Copy out all of the data below with no alterations.

************

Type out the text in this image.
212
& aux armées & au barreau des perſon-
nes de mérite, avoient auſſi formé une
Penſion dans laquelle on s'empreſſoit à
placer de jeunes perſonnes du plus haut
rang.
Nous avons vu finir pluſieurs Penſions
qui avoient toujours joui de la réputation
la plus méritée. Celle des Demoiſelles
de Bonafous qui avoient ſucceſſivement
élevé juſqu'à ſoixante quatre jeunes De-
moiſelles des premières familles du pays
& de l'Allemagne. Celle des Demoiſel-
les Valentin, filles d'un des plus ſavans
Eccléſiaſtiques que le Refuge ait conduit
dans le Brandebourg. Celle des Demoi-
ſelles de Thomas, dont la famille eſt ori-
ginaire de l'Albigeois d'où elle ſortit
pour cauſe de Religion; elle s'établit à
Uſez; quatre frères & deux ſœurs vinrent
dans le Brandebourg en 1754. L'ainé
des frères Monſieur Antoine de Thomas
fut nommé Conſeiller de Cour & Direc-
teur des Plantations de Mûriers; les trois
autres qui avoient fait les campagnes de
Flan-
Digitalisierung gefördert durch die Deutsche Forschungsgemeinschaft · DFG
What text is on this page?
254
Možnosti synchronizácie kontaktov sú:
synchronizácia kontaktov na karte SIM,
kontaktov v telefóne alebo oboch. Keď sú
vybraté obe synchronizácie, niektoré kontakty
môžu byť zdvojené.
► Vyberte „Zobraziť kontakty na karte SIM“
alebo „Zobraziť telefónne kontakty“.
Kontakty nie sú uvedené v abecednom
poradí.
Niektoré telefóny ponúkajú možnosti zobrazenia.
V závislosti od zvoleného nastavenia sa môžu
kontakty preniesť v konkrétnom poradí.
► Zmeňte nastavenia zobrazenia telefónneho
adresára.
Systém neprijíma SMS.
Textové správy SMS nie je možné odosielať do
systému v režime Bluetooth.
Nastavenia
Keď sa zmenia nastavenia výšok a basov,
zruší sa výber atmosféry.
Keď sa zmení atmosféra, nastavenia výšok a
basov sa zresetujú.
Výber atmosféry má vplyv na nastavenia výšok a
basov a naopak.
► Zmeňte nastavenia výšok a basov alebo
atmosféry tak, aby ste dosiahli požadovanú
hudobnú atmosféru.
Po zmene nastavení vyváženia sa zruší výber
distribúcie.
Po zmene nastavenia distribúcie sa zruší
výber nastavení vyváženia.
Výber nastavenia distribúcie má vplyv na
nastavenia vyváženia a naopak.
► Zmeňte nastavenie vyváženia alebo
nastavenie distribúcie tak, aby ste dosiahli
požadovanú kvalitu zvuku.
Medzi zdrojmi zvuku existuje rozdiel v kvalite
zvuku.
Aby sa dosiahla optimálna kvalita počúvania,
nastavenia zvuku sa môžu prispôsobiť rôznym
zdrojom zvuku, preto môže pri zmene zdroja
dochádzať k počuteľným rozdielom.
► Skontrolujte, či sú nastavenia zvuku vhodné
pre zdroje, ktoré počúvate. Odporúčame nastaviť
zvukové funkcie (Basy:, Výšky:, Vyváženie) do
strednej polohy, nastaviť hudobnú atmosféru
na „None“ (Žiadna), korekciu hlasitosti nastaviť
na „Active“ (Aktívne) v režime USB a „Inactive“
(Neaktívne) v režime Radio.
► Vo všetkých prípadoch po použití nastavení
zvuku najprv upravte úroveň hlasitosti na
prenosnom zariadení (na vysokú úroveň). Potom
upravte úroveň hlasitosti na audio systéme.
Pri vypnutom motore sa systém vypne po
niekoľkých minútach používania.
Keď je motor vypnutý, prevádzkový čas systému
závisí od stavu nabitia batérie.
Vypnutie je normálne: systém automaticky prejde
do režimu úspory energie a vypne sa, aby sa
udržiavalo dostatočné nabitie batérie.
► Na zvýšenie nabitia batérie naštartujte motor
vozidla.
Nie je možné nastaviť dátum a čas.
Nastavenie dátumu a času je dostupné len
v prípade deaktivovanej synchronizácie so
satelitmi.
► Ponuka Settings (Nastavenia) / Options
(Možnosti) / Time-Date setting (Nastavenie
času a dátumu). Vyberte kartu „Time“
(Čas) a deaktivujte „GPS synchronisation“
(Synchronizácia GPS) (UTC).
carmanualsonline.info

************

Result below:
Type out the text in this image.
212
& aux armées & au barreau des perſon-
nes de mérite, avoient auſſi formé une
Penſion dans laquelle on s'empreſſoit à
placer de jeunes perſonnes du plus haut
rang.
Nous avons vu finir pluſieurs Penſions
qui avoient toujours joui de la réputation
la plus méritée. Celle des Demoiſelles
de Bonafous qui avoient ſucceſſivement
élevé juſqu'à ſoixante quatre jeunes De-
moiſelles des premières familles du pays
& de l'Allemagne. Celle des Demoiſel-
les Valentin, filles d'un des plus ſavans
Eccléſiaſtiques que le Refuge ait conduit
dans le Brandebourg. Celle des Demoi-
ſelles de Thomas, dont la famille eſt ori-
ginaire de l'Albigeois d'où elle ſortit
pour cauſe de Religion; elle s'établit à
Uſez; quatre frères & deux ſœurs vinrent
dans le Brandebourg en 1754. L'ainé
des frères Monſieur Antoine de Thomas
fut nommé Conſeiller de Cour & Direc-
teur des Plantations de Mûriers; les trois
autres qui avoient fait les campagnes de
Flan-
Digitalisierung gefördert durch die Deutsche Forschungsgemeinschaft · DFG
What text is on this page?
254
Možnosti synchronizácie kontaktov sú:
synchronizácia kontaktov na karte SIM,
kontaktov v telefóne alebo oboch. Keď sú
vybraté obe synchronizácie, niektoré kontakty
môžu byť zdvojené.
► Vyberte „Zobraziť kontakty na karte SIM“
alebo „Zobraziť telefónne kontakty“.
Kontakty nie sú uvedené v abecednom
poradí.
Niektoré telefóny ponúkajú možnosti zobrazenia.
V závislosti od zvoleného nastavenia sa môžu
kontakty preniesť v konkrétnom poradí.
► Zmeňte nastavenia zobrazenia telefónneho
adresára.
Systém neprijíma SMS.
Textové správy SMS nie je možné odosielať do
systému v režime Bluetooth.
Nastavenia
Keď sa zmenia nastavenia výšok a basov,
zruší sa výber atmosféry.
Keď sa zmení atmosféra, nastavenia výšok a
basov sa zresetujú.
Výber atmosféry má vplyv na nastavenia výšok a
basov a naopak.
► Zmeňte nastavenia výšok a basov alebo
atmosféry tak, aby ste dosiahli požadovanú
hudobnú atmosféru.
Po zmene nastavení vyváženia sa zruší výber
distribúcie.
Po zmene nastavenia distribúcie sa zruší
výber nastavení vyváženia.
Výber nastavenia distribúcie má vplyv na
nastavenia vyváženia a naopak.
► Zmeňte nastavenie vyváženia alebo
nastavenie distribúcie tak, aby ste dosiahli
požadovanú kvalitu zvuku.
Medzi zdrojmi zvuku existuje rozdiel v kvalite
zvuku.
Aby sa dosiahla optimálna kvalita počúvania,
nastavenia zvuku sa môžu prispôsobiť rôznym
zdrojom zvuku, preto môže pri zmene zdroja
dochádzať k počuteľným rozdielom.
► Skontrolujte, či sú nastavenia zvuku vhodné
pre zdroje, ktoré počúvate. Odporúčame nastaviť
zvukové funkcie (Basy:, Výšky:, Vyváženie) do
strednej polohy, nastaviť hudobnú atmosféru
na „None“ (Žiadna), korekciu hlasitosti nastaviť
na „Active“ (Aktívne) v režime USB a „Inactive“
(Neaktívne) v režime Radio.
► Vo všetkých prípadoch po použití nastavení
zvuku najprv upravte úroveň hlasitosti na
prenosnom zariadení (na vysokú úroveň). Potom
upravte úroveň hlasitosti na audio systéme.
Pri vypnutom motore sa systém vypne po
niekoľkých minútach používania.
Keď je motor vypnutý, prevádzkový čas systému
závisí od stavu nabitia batérie.
Vypnutie je normálne: systém automaticky prejde
do režimu úspory energie a vypne sa, aby sa
udržiavalo dostatočné nabitie batérie.
► Na zvýšenie nabitia batérie naštartujte motor
vozidla.
Nie je možné nastaviť dátum a čas.
Nastavenie dátumu a času je dostupné len
v prípade deaktivovanej synchronizácie so
satelitmi.
► Ponuka Settings (Nastavenia) / Options
(Možnosti) / Time-Date setting (Nastavenie
času a dátumu). Vyberte kartu „Time“
(Čas) a deaktivujte „GPS synchronisation“
(Synchronizácia GPS) (UTC).
carmanualsonline.info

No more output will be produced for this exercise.